Only the number is wanted: count the lines in the data with "STACJA" in them.

(Data excerpts)

++++

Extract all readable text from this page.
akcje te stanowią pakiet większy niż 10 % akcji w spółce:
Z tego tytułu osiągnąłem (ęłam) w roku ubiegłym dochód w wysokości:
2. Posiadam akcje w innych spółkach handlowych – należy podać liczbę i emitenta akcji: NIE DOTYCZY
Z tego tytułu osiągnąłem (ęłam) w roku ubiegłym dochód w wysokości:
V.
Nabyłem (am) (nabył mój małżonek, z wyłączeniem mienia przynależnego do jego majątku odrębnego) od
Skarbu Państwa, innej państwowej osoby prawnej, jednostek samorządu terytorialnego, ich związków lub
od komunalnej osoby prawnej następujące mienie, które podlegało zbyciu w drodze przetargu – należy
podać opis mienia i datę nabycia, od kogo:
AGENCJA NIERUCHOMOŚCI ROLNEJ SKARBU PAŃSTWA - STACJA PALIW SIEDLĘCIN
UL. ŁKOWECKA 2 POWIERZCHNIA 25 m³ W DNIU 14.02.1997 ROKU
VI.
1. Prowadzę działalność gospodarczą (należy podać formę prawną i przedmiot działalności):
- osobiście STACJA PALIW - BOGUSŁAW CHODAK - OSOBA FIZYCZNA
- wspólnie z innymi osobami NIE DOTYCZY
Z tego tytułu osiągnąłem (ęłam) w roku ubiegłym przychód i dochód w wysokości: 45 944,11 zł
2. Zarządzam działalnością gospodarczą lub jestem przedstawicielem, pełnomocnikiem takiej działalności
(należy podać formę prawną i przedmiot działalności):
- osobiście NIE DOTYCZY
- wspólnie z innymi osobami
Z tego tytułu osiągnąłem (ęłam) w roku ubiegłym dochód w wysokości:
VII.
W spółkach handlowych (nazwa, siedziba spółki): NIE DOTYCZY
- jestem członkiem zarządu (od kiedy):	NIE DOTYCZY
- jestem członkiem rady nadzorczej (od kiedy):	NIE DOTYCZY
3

++++

**Reply:** 2